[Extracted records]
**********

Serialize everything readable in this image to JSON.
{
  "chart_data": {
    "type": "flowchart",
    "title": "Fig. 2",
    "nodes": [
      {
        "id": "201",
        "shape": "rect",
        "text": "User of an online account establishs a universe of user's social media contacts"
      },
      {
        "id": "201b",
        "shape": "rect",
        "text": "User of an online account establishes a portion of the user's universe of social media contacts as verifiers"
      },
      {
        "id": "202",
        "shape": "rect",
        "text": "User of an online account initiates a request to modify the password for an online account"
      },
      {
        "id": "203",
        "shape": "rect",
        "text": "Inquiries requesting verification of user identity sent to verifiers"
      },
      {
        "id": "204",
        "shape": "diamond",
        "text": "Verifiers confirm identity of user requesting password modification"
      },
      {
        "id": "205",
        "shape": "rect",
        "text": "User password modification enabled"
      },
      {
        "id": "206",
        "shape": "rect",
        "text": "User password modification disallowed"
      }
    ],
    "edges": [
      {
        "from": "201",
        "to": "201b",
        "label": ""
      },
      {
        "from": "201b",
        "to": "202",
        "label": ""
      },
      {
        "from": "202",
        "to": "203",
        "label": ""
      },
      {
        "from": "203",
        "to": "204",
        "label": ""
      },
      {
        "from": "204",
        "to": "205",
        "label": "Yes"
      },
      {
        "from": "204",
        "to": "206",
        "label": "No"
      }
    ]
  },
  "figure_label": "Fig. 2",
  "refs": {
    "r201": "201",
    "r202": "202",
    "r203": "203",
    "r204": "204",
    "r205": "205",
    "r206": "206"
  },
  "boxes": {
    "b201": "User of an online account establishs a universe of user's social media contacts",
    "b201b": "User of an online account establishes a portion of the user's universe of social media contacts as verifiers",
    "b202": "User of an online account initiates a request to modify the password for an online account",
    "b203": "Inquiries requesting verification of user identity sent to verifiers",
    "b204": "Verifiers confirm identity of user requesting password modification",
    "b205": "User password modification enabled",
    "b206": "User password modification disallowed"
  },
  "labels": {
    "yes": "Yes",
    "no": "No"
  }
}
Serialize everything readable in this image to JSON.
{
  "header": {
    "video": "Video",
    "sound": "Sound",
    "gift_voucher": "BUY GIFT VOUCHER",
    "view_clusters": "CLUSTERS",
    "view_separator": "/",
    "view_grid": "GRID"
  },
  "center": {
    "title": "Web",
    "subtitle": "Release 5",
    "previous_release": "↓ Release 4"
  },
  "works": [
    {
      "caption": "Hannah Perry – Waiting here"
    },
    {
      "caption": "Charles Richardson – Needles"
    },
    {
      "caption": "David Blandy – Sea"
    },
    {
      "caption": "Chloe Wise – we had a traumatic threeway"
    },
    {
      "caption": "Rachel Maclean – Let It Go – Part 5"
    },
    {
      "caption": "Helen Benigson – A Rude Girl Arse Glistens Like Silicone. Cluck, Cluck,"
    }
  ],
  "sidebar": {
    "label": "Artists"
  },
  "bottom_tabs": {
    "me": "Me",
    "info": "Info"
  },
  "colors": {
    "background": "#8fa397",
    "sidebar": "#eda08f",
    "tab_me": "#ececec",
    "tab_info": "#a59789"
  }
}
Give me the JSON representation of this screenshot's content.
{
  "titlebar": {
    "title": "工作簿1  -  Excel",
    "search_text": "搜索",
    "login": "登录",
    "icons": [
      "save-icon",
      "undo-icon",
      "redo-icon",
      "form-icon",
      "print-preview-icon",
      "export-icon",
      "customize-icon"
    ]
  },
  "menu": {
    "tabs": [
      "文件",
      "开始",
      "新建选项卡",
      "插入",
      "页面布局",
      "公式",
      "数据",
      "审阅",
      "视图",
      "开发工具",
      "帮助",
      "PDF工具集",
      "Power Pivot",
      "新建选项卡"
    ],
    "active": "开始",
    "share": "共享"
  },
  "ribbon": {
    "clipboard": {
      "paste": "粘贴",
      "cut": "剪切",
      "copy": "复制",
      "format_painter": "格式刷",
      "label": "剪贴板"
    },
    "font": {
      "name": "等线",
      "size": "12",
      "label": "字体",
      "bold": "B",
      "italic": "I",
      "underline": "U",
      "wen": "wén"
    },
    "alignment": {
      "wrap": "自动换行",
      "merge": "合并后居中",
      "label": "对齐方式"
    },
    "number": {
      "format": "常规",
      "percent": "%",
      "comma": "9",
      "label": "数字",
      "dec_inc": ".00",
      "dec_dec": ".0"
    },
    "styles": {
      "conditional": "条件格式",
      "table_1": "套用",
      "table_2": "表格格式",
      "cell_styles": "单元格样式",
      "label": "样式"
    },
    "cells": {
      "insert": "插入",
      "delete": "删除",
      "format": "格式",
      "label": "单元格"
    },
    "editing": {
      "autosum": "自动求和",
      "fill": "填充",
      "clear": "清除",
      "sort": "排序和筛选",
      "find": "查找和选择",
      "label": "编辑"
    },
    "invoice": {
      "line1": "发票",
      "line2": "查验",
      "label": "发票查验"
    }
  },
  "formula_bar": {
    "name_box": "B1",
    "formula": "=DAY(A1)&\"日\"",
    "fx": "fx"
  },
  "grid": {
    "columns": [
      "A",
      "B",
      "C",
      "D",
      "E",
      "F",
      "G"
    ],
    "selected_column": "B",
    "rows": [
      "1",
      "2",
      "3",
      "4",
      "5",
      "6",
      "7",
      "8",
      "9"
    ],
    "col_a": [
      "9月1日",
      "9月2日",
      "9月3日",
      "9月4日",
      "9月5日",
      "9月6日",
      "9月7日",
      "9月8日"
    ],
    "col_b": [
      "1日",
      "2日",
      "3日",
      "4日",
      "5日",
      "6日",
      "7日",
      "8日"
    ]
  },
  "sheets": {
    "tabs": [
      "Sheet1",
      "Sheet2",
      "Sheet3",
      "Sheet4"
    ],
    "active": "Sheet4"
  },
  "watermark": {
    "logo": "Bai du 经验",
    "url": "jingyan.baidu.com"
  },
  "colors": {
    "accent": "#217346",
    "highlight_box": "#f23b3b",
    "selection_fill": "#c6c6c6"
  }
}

**********

### Exercise requirements:
Make an exact copy of every line in the data.

### Reply to the exercise:
Serialize everything readable in this image to JSON.
{
  "chart_data": {
    "type": "flowchart",
    "title": "Fig. 2",
    "nodes": [
      {
        "id": "201",
        "shape": "rect",
        "text": "User of an online account establishs a universe of user's social media contacts"
      },
      {
        "id": "201b",
        "shape": "rect",
        "text": "User of an online account establishes a portion of the user's universe of social media contacts as verifiers"
      },
      {
        "id": "202",
        "shape": "rect",
        "text": "User of an online account initiates a request to modify the password for an online account"
      },
      {
        "id": "203",
        "shape": "rect",
        "text": "Inquiries requesting verification of user identity sent to verifiers"
      },
      {
        "id": "204",
        "shape": "diamond",
        "text": "Verifiers confirm identity of user requesting password modification"
      },
      {
        "id": "205",
        "shape": "rect",
        "text": "User password modification enabled"
      },
      {
        "id": "206",
        "shape": "rect",
        "text": "User password modification disallowed"
      }
    ],
    "edges": [
      {
        "from": "201",
        "to": "201b",
        "label": ""
      },
      {
        "from": "201b",
        "to": "202",
        "label": ""
      },
      {
        "from": "202",
        "to": "203",
        "label": ""
      },
      {
        "from": "203",
        "to": "204",
        "label": ""
      },
      {
        "from": "204",
        "to": "205",
        "label": "Yes"
      },
      {
        "from": "204",
        "to": "206",
        "label": "No"
      }
    ]
  },
  "figure_label": "Fig. 2",
  "refs": {
    "r201": "201",
    "r202": "202",
    "r203": "203",
    "r204": "204",
    "r205": "205",
    "r206": "206"
  },
  "boxes": {
    "b201": "User of an online account establishs a universe of user's social media contacts",
    "b201b": "User of an online account establishes a portion of the user's universe of social media contacts as verifiers",
    "b202": "User of an online account initiates a request to modify the password for an online account",
    "b203": "Inquiries requesting verification of user identity sent to verifiers",
    "b204": "Verifiers confirm identity of user requesting password modification",
    "b205": "User password modification enabled",
    "b206": "User password modification disallowed"
  },
  "labels": {
    "yes": "Yes",
    "no": "No"
  }
}
Serialize everything readable in this image to JSON.
{
  "header": {
    "video": "Video",
    "sound": "Sound",
    "gift_voucher": "BUY GIFT VOUCHER",
    "view_clusters": "CLUSTERS",
    "view_separator": "/",
    "view_grid": "GRID"
  },
  "center": {
    "title": "Web",
    "subtitle": "Release 5",
    "previous_release": "↓ Release 4"
  },
  "works": [
    {
      "caption": "Hannah Perry – Waiting here"
    },
    {
      "caption": "Charles Richardson – Needles"
    },
    {
      "caption": "David Blandy – Sea"
    },
    {
      "caption": "Chloe Wise – we had a traumatic threeway"
    },
    {
      "caption": "Rachel Maclean – Let It Go – Part 5"
    },
    {
      "caption": "Helen Benigson – A Rude Girl Arse Glistens Like Silicone. Cluck, Cluck,"
    }
  ],
  "sidebar": {
    "label": "Artists"
  },
  "bottom_tabs": {
    "me": "Me",
    "info": "Info"
  },
  "colors": {
    "background": "#8fa397",
    "sidebar": "#eda08f",
    "tab_me": "#ececec",
    "tab_info": "#a59789"
  }
}
Give me the JSON representation of this screenshot's content.
{
  "titlebar": {
    "title": "工作簿1  -  Excel",
    "search_text": "搜索",
    "login": "登录",
    "icons": [
      "save-icon",
      "undo-icon",
      "redo-icon",
      "form-icon",
      "print-preview-icon",
      "export-icon",
      "customize-icon"
    ]
  },
  "menu": {
    "tabs": [
      "文件",
      "开始",
      "新建选项卡",
      "插入",
      "页面布局",
      "公式",
      "数据",
      "审阅",
      "视图",
      "开发工具",
      "帮助",
      "PDF工具集",
      "Power Pivot",
      "新建选项卡"
    ],
    "active": "开始",
    "share": "共享"
  },
  "ribbon": {
    "clipboard": {
      "paste": "粘贴",
      "cut": "剪切",
      "copy": "复制",
      "format_painter": "格式刷",
      "label": "剪贴板"
    },
    "font": {
      "name": "等线",
      "size": "12",
      "label": "字体",
      "bold": "B",
      "italic": "I",
      "underline": "U",
      "wen": "wén"
    },
    "alignment": {
      "wrap": "自动换行",
      "merge": "合并后居中",
      "label": "对齐方式"
    },
    "number": {
      "format": "常规",
      "percent": "%",
      "comma": "9",
      "label": "数字",
      "dec_inc": ".00",
      "dec_dec": ".0"
    },
    "styles": {
      "conditional": "条件格式",
      "table_1": "套用",
      "table_2": "表格格式",
      "cell_styles": "单元格样式",
      "label": "样式"
    },
    "cells": {
      "insert": "插入",
      "delete": "删除",
      "format": "格式",
      "label": "单元格"
    },
    "editing": {
      "autosum": "自动求和",
      "fill": "填充",
      "clear": "清除",
      "sort": "排序和筛选",
      "find": "查找和选择",
      "label": "编辑"
    },
    "invoice": {
      "line1": "发票",
      "line2": "查验",
      "label": "发票查验"
    }
  },
  "formula_bar": {
    "name_box": "B1",
    "formula": "=DAY(A1)&\"日\"",
    "fx": "fx"
  },
  "grid": {
    "columns": [
      "A",
      "B",
      "C",
      "D",
      "E",
      "F",
      "G"
    ],
    "selected_column": "B",
    "rows": [
      "1",
      "2",
      "3",
      "4",
      "5",
      "6",
      "7",
      "8",
      "9"
    ],
    "col_a": [
      "9月1日",
      "9月2日",
      "9月3日",
      "9月4日",
      "9月5日",
      "9月6日",
      "9月7日",
      "9月8日"
    ],
    "col_b": [
      "1日",
      "2日",
      "3日",
      "4日",
      "5日",
      "6日",
      "7日",
      "8日"
    ]
  },
  "sheets": {
    "tabs": [
      "Sheet1",
      "Sheet2",
      "Sheet3",
      "Sheet4"
    ],
    "active": "Sheet4"
  },
  "watermark": {
    "logo": "Bai du 经验",
    "url": "jingyan.baidu.com"
  },
  "colors": {
    "accent": "#217346",
    "highlight_box": "#f23b3b",
    "selection_fill": "#c6c6c6"
  }
}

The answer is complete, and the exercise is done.